*** DATA FOR THIS EXERCISE

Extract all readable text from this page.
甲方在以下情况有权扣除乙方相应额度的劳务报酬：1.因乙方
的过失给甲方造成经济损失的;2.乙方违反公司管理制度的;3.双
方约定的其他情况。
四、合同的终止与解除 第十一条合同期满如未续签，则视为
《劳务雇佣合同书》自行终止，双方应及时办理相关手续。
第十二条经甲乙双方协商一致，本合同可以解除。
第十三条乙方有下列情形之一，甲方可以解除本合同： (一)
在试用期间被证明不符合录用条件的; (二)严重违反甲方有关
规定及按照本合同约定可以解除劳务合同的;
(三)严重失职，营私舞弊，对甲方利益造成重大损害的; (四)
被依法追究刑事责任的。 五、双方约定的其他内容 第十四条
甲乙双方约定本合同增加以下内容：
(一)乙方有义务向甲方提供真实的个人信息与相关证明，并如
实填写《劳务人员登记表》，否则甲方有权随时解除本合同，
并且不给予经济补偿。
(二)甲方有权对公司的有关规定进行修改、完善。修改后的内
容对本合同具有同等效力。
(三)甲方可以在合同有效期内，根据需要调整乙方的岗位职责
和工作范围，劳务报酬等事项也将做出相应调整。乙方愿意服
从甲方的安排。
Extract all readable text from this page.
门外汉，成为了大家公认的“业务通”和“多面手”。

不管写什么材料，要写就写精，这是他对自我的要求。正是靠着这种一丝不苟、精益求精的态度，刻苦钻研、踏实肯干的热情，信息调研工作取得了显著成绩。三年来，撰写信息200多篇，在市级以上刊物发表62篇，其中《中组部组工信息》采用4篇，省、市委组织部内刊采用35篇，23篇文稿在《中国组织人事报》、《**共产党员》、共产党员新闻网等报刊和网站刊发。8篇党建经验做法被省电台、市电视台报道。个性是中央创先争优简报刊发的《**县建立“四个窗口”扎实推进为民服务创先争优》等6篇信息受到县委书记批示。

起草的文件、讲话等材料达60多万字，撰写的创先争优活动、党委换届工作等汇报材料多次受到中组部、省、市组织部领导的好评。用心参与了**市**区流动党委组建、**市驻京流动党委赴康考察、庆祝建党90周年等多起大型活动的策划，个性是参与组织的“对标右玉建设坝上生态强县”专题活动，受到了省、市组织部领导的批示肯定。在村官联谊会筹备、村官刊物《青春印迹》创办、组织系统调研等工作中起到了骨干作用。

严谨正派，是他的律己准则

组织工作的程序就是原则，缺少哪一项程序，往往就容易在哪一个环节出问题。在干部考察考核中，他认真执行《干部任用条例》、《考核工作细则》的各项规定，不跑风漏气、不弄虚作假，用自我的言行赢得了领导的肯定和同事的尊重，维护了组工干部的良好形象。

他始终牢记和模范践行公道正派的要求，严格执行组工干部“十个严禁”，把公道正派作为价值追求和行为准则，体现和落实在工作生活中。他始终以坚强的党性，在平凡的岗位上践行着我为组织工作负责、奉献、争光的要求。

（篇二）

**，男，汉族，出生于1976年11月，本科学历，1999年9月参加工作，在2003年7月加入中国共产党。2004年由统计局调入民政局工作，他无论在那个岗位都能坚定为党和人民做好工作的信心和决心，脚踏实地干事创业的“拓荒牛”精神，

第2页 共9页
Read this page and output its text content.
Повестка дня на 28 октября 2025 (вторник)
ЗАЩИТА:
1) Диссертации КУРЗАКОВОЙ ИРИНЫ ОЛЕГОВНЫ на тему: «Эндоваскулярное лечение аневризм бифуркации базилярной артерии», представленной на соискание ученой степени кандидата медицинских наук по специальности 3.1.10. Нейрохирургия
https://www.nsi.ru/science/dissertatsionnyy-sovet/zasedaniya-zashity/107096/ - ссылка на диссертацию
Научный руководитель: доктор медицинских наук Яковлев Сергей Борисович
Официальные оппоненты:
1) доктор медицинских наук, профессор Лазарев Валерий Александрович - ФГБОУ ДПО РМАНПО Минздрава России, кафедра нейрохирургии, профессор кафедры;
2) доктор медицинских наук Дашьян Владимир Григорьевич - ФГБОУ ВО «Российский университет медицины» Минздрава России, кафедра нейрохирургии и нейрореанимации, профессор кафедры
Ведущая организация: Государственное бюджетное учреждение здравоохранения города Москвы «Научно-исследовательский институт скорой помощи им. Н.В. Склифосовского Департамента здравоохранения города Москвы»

******

* **STATED TASK**
Reproduce each entry above exactly, keeping every word.

* **WRITTEN SOLUTION**
Extract all readable text from this page.
甲方在以下情况有权扣除乙方相应额度的劳务报酬：1.因乙方
的过失给甲方造成经济损失的;2.乙方违反公司管理制度的;3.双
方约定的其他情况。
四、合同的终止与解除 第十一条合同期满如未续签，则视为
《劳务雇佣合同书》自行终止，双方应及时办理相关手续。
第十二条经甲乙双方协商一致，本合同可以解除。
第十三条乙方有下列情形之一，甲方可以解除本合同： (一)
在试用期间被证明不符合录用条件的; (二)严重违反甲方有关
规定及按照本合同约定可以解除劳务合同的;
(三)严重失职，营私舞弊，对甲方利益造成重大损害的; (四)
被依法追究刑事责任的。 五、双方约定的其他内容 第十四条
甲乙双方约定本合同增加以下内容：
(一)乙方有义务向甲方提供真实的个人信息与相关证明，并如
实填写《劳务人员登记表》，否则甲方有权随时解除本合同，
并且不给予经济补偿。
(二)甲方有权对公司的有关规定进行修改、完善。修改后的内
容对本合同具有同等效力。
(三)甲方可以在合同有效期内，根据需要调整乙方的岗位职责
和工作范围，劳务报酬等事项也将做出相应调整。乙方愿意服
从甲方的安排。
Extract all readable text from this page.
门外汉，成为了大家公认的“业务通”和“多面手”。

不管写什么材料，要写就写精，这是他对自我的要求。正是靠着这种一丝不苟、精益求精的态度，刻苦钻研、踏实肯干的热情，信息调研工作取得了显著成绩。三年来，撰写信息200多篇，在市级以上刊物发表62篇，其中《中组部组工信息》采用4篇，省、市委组织部内刊采用35篇，23篇文稿在《中国组织人事报》、《**共产党员》、共产党员新闻网等报刊和网站刊发。8篇党建经验做法被省电台、市电视台报道。个性是中央创先争优简报刊发的《**县建立“四个窗口”扎实推进为民服务创先争优》等6篇信息受到县委书记批示。

起草的文件、讲话等材料达60多万字，撰写的创先争优活动、党委换届工作等汇报材料多次受到中组部、省、市组织部领导的好评。用心参与了**市**区流动党委组建、**市驻京流动党委赴康考察、庆祝建党90周年等多起大型活动的策划，个性是参与组织的“对标右玉建设坝上生态强县”专题活动，受到了省、市组织部领导的批示肯定。在村官联谊会筹备、村官刊物《青春印迹》创办、组织系统调研等工作中起到了骨干作用。

严谨正派，是他的律己准则

组织工作的程序就是原则，缺少哪一项程序，往往就容易在哪一个环节出问题。在干部考察考核中，他认真执行《干部任用条例》、《考核工作细则》的各项规定，不跑风漏气、不弄虚作假，用自我的言行赢得了领导的肯定和同事的尊重，维护了组工干部的良好形象。

他始终牢记和模范践行公道正派的要求，严格执行组工干部“十个严禁”，把公道正派作为价值追求和行为准则，体现和落实在工作生活中。他始终以坚强的党性，在平凡的岗位上践行着我为组织工作负责、奉献、争光的要求。

（篇二）

**，男，汉族，出生于1976年11月，本科学历，1999年9月参加工作，在2003年7月加入中国共产党。2004年由统计局调入民政局工作，他无论在那个岗位都能坚定为党和人民做好工作的信心和决心，脚踏实地干事创业的“拓荒牛”精神，

第2页 共9页
Read this page and output its text content.
Повестка дня на 28 октября 2025 (вторник)
ЗАЩИТА:
1) Диссертации КУРЗАКОВОЙ ИРИНЫ ОЛЕГОВНЫ на тему: «Эндоваскулярное лечение аневризм бифуркации базилярной артерии», представленной на соискание ученой степени кандидата медицинских наук по специальности 3.1.10. Нейрохирургия
https://www.nsi.ru/science/dissertatsionnyy-sovet/zasedaniya-zashity/107096/ - ссылка на диссертацию
Научный руководитель: доктор медицинских наук Яковлев Сергей Борисович
Официальные оппоненты:
1) доктор медицинских наук, профессор Лазарев Валерий Александрович - ФГБОУ ДПО РМАНПО Минздрава России, кафедра нейрохирургии, профессор кафедры;
2) доктор медицинских наук Дашьян Владимир Григорьевич - ФГБОУ ВО «Российский университет медицины» Минздрава России, кафедра нейрохирургии и нейрореанимации, профессор кафедры
Ведущая организация: Государственное бюджетное учреждение здравоохранения города Москвы «Научно-исследовательский институт скорой помощи им. Н.В. Склифосовского Департамента здравоохранения города Москвы»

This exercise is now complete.